Data items
:::
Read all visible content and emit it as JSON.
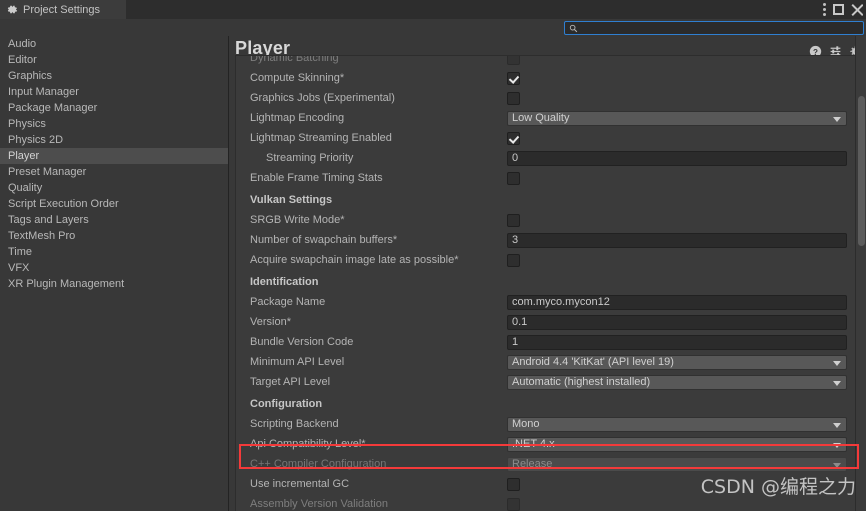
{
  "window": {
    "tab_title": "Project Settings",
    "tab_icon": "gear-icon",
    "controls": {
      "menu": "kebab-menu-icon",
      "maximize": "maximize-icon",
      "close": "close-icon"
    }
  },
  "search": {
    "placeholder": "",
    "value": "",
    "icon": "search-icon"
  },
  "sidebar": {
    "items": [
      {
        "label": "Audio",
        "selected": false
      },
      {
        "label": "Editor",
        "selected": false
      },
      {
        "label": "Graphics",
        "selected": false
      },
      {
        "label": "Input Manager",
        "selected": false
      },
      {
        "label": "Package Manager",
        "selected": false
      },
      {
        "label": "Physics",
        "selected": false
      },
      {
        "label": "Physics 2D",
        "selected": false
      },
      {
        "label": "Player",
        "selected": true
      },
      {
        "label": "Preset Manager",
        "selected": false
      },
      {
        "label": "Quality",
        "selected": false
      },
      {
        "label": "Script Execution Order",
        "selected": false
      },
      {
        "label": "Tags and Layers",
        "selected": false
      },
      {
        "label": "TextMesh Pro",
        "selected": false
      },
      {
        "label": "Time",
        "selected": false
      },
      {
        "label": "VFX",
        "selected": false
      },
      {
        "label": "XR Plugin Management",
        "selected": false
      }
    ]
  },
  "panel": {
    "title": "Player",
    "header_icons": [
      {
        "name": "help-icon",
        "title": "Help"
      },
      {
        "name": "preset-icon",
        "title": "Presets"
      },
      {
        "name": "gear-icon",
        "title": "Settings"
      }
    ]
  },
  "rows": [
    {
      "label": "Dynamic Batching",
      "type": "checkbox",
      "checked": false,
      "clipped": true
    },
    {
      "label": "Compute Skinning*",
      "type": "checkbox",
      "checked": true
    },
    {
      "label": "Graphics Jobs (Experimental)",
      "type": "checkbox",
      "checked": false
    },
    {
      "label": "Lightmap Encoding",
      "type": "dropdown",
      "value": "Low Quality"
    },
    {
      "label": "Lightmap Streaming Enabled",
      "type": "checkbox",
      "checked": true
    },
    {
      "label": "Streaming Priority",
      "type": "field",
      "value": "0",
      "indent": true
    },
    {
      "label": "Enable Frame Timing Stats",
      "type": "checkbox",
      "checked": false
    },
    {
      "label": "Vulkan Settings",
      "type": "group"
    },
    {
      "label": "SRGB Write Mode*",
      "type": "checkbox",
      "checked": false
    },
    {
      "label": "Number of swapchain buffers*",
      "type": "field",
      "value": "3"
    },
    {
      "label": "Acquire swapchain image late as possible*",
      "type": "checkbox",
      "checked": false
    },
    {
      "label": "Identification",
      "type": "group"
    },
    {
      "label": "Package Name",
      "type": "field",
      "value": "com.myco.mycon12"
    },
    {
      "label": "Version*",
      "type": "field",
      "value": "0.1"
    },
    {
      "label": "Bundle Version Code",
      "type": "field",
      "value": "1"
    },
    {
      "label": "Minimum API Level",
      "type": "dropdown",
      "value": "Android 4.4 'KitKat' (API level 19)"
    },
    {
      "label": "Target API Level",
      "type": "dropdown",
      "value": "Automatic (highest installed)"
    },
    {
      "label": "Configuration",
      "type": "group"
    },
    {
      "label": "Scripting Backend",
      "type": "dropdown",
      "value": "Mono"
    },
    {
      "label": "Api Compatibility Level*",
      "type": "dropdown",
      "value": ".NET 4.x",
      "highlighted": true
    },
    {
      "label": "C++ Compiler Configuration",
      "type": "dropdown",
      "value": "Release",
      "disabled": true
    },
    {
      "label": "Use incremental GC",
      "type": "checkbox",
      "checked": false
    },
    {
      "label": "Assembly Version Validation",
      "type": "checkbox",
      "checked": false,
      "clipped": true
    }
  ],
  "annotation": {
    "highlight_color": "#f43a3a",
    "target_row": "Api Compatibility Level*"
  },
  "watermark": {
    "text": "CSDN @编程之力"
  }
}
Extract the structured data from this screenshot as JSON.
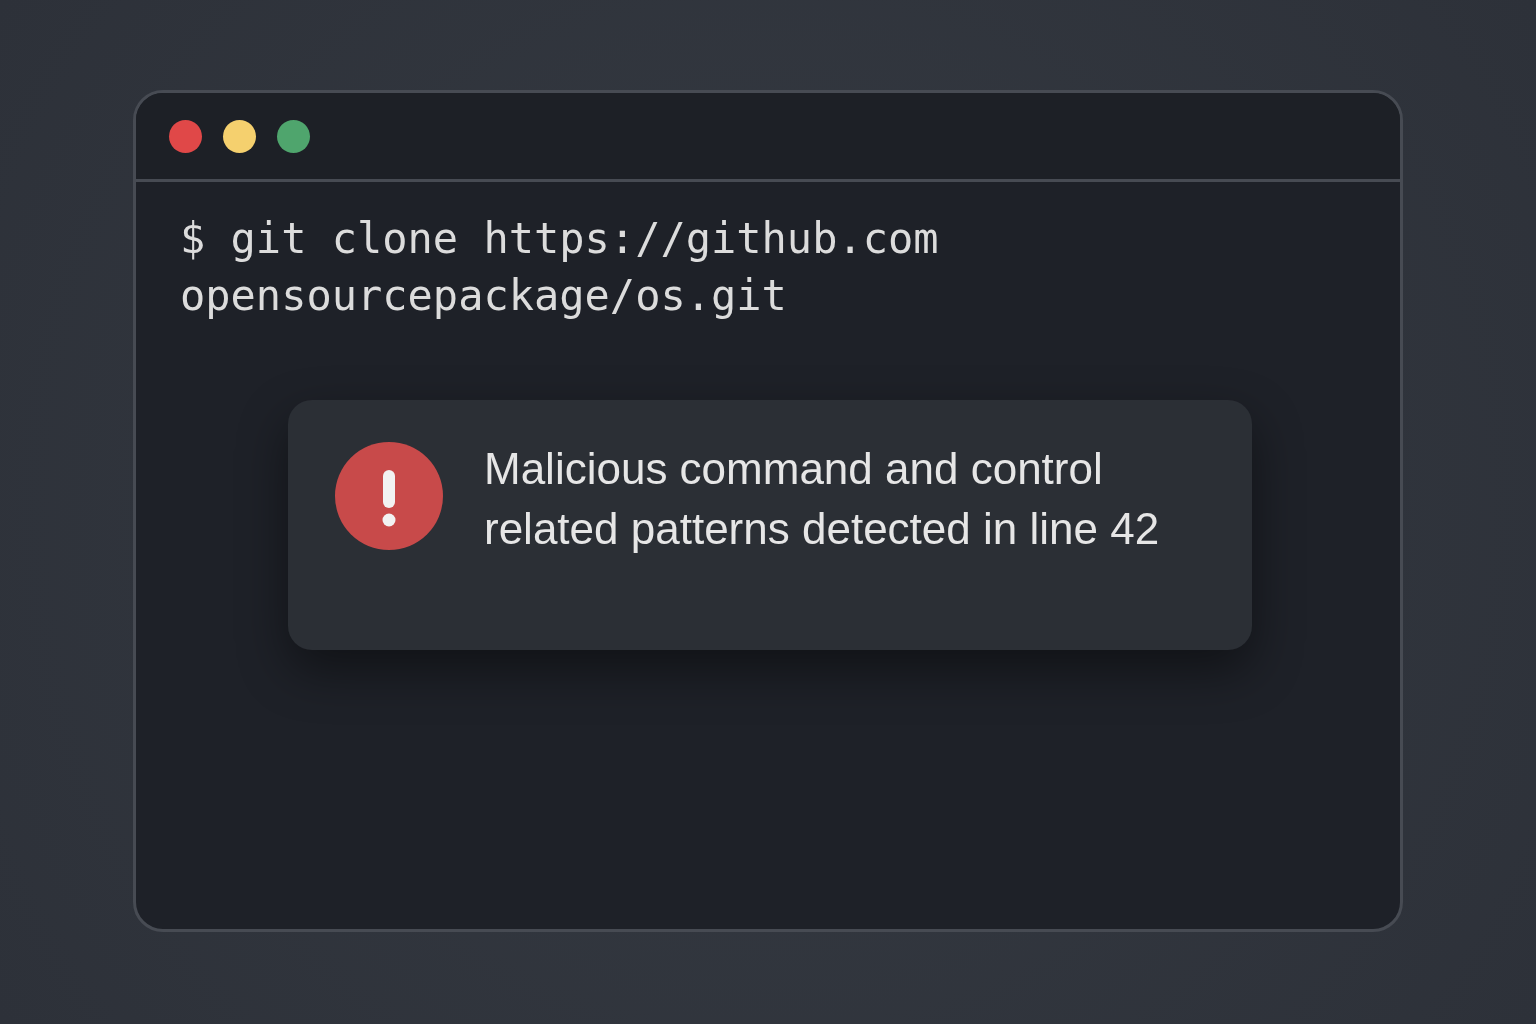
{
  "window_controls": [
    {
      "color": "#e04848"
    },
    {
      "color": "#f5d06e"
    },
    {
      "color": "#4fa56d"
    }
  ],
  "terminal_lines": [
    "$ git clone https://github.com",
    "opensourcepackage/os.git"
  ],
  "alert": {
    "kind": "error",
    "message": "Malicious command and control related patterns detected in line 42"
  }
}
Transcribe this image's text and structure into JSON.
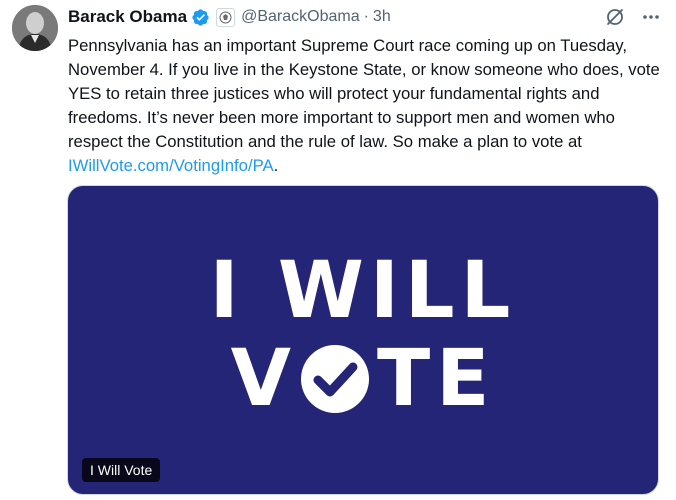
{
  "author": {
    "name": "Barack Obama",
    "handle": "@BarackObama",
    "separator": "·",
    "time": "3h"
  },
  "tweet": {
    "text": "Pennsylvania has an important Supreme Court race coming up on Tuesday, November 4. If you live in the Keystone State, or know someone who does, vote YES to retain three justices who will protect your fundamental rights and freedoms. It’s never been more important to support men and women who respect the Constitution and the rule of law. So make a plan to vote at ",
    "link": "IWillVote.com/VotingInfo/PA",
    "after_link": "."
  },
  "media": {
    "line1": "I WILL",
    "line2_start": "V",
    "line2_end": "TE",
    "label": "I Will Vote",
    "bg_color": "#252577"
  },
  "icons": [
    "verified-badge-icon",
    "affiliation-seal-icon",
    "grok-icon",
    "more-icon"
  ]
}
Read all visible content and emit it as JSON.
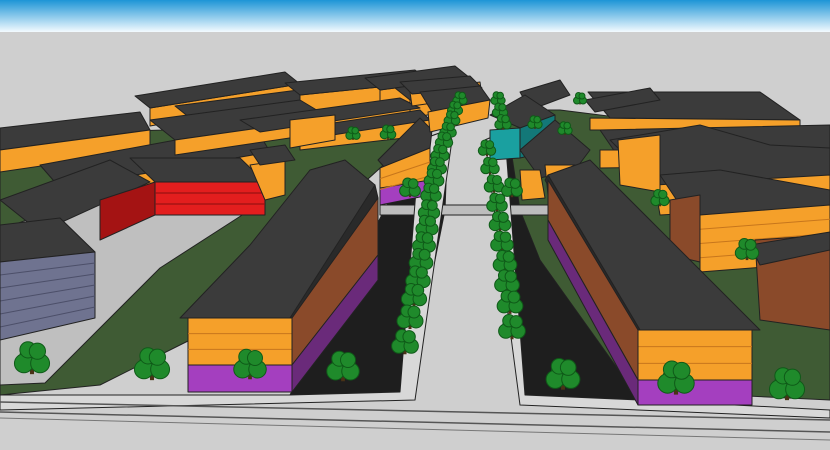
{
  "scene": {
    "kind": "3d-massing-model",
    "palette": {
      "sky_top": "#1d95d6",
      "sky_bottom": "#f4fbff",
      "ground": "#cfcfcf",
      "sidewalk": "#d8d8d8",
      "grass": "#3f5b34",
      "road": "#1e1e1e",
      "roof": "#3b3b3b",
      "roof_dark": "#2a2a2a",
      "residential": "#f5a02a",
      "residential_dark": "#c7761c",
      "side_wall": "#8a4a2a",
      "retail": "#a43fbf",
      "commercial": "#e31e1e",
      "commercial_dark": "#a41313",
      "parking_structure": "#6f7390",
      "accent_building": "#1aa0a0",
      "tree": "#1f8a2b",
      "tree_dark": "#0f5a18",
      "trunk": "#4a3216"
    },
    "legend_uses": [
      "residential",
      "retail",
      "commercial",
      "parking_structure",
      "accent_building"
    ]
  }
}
:::
BRIEF:
Copy each line of the records precisely and drop any images they hold.

RESPONSE TO THE EXERCISE:
Read all visible content and emit it as JSON.
{
  "window": {
    "tab_title": "Project Settings",
    "tab_icon": "gear-icon",
    "controls": {
      "menu": "kebab-menu-icon",
      "maximize": "maximize-icon",
      "close": "close-icon"
    }
  },
  "search": {
    "placeholder": "",
    "value": "",
    "icon": "search-icon"
  },
  "sidebar": {
    "items": [
      {
        "label": "Audio",
        "selected": false
      },
      {
        "label": "Editor",
        "selected": false
      },
      {
        "label": "Graphics",
        "selected": false
      },
      {
        "label": "Input Manager",
        "selected": false
      },
      {
        "label": "Package Manager",
        "selected": false
      },
      {
        "label": "Physics",
        "selected": false
      },
      {
        "label": "Physics 2D",
        "selected": false
      },
      {
        "label": "Player",
        "selected": true
      },
      {
        "label": "Preset Manager",
        "selected": false
      },
      {
        "label": "Quality",
        "selected": false
      },
      {
        "label": "Script Execution Order",
        "selected": false
      },
      {
        "label": "Tags and Layers",
        "selected": false
      },
      {
        "label": "TextMesh Pro",
        "selected": false
      },
      {
        "label": "Time",
        "selected": false
      },
      {
        "label": "VFX",
        "selected": false
      },
      {
        "label": "XR Plugin Management",
        "selected": false
      }
    ]
  },
  "panel": {
    "title": "Player",
    "header_icons": [
      {
        "name": "help-icon",
        "title": "Help"
      },
      {
        "name": "preset-icon",
        "title": "Presets"
      },
      {
        "name": "gear-icon",
        "title": "Settings"
      }
    ]
  },
  "rows": [
    {
      "label": "Dynamic Batching",
      "type": "checkbox",
      "checked": false,
      "clipped": true
    },
    {
      "label": "Compute Skinning*",
      "type": "checkbox",
      "checked": true
    },
    {
      "label": "Graphics Jobs (Experimental)",
      "type": "checkbox",
      "checked": false
    },
    {
      "label": "Lightmap Encoding",
      "type": "dropdown",
      "value": "Low Quality"
    },
    {
      "label": "Lightmap Streaming Enabled",
      "type": "checkbox",
      "checked": true
    },
    {
      "label": "Streaming Priority",
      "type": "field",
      "value": "0",
      "indent": true
    },
    {
      "label": "Enable Frame Timing Stats",
      "type": "checkbox",
      "checked": false
    },
    {
      "label": "Vulkan Settings",
      "type": "group"
    },
    {
      "label": "SRGB Write Mode*",
      "type": "checkbox",
      "checked": false
    },
    {
      "label": "Number of swapchain buffers*",
      "type": "field",
      "value": "3"
    },
    {
      "label": "Acquire swapchain image late as possible*",
      "type": "checkbox",
      "checked": false
    },
    {
      "label": "Identification",
      "type": "group"
    },
    {
      "label": "Package Name",
      "type": "field",
      "value": "com.myco.mycon12"
    },
    {
      "label": "Version*",
      "type": "field",
      "value": "0.1"
    },
    {
      "label": "Bundle Version Code",
      "type": "field",
      "value": "1"
    },
    {
      "label": "Minimum API Level",
      "type": "dropdown",
      "value": "Android 4.4 'KitKat' (API level 19)"
    },
    {
      "label": "Target API Level",
      "type": "dropdown",
      "value": "Automatic (highest installed)"
    },
    {
      "label": "Configuration",
      "type": "group"
    },
    {
      "label": "Scripting Backend",
      "type": "dropdown",
      "value": "Mono"
    },
    {
      "label": "Api Compatibility Level*",
      "type": "dropdown",
      "value": ".NET 4.x",
      "highlighted": true
    },
    {
      "label": "C++ Compiler Configuration",
      "type": "dropdown",
      "value": "Release",
      "disabled": true
    },
    {
      "label": "Use incremental GC",
      "type": "checkbox",
      "checked": false
    },
    {
      "label": "Assembly Version Validation",
      "type": "checkbox",
      "checked": false,
      "clipped": true
    }
  ],
  "annotation": {
    "highlight_color": "#f43a3a",
    "target_row": "Api Compatibility Level*"
  },
  "watermark": {
    "text": "CSDN @编程之力"
  }
}
Extract the structured data from this screenshot as JSON.
{
  "window_controls": [
    {
      "color": "#e04848"
    },
    {
      "color": "#f5d06e"
    },
    {
      "color": "#4fa56d"
    }
  ],
  "terminal_lines": [
    "$ git clone https://github.com",
    "opensourcepackage/os.git"
  ],
  "alert": {
    "kind": "error",
    "message": "Malicious command and control related patterns detected in line 42"
  }
}
Transcribe this image's text and structure into JSON.
{
  "author": {
    "name": "Barack Obama",
    "handle": "@BarackObama",
    "separator": "·",
    "time": "3h"
  },
  "tweet": {
    "text": "Pennsylvania has an important Supreme Court race coming up on Tuesday, November 4. If you live in the Keystone State, or know someone who does, vote YES to retain three justices who will protect your fundamental rights and freedoms. It’s never been more important to support men and women who respect the Constitution and the rule of law. So make a plan to vote at ",
    "link": "IWillVote.com/VotingInfo/PA",
    "after_link": "."
  },
  "media": {
    "line1": "I WILL",
    "line2_start": "V",
    "line2_end": "TE",
    "label": "I Will Vote",
    "bg_color": "#252577"
  },
  "icons": [
    "verified-badge-icon",
    "affiliation-seal-icon",
    "grok-icon",
    "more-icon"
  ]
}
Read all visible content and emit it as JSON.
{
  "scene": {
    "kind": "3d-massing-model",
    "palette": {
      "sky_top": "#1d95d6",
      "sky_bottom": "#f4fbff",
      "ground": "#cfcfcf",
      "sidewalk": "#d8d8d8",
      "grass": "#3f5b34",
      "road": "#1e1e1e",
      "roof": "#3b3b3b",
      "roof_dark": "#2a2a2a",
      "residential": "#f5a02a",
      "residential_dark": "#c7761c",
      "side_wall": "#8a4a2a",
      "retail": "#a43fbf",
      "commercial": "#e31e1e",
      "commercial_dark": "#a41313",
      "parking_structure": "#6f7390",
      "accent_building": "#1aa0a0",
      "tree": "#1f8a2b",
      "tree_dark": "#0f5a18",
      "trunk": "#4a3216"
    },
    "legend_uses": [
      "residential",
      "retail",
      "commercial",
      "parking_structure",
      "accent_building"
    ]
  }
}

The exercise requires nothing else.